→ Short exercise:
Copy every line of the records below that holds the word "Comments".
★ ★ ★ ★ ★
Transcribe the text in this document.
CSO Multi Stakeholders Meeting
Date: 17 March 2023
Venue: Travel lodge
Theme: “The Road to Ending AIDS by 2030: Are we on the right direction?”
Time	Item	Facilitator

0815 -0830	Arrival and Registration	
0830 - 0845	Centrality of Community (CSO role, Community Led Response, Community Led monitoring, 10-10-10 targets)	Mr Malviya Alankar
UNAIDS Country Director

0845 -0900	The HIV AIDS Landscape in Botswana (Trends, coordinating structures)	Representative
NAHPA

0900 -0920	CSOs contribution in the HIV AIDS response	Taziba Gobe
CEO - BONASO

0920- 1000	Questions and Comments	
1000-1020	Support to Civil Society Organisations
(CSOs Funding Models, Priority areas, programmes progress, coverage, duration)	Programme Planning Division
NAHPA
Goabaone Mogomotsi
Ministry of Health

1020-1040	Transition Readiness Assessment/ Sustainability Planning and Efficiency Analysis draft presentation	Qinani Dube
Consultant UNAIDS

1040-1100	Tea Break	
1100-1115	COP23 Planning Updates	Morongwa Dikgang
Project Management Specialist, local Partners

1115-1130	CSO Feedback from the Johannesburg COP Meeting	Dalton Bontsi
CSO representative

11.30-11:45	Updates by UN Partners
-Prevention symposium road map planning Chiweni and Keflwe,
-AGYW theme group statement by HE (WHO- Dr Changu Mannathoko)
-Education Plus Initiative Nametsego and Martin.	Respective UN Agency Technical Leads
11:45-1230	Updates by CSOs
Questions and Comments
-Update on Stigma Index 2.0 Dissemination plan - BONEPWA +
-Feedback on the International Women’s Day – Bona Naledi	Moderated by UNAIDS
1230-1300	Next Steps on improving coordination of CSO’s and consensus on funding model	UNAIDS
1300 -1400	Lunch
★ ★ ★ ★ ★
→ Task result:
0920- 1000	Questions and Comments	
Questions and Comments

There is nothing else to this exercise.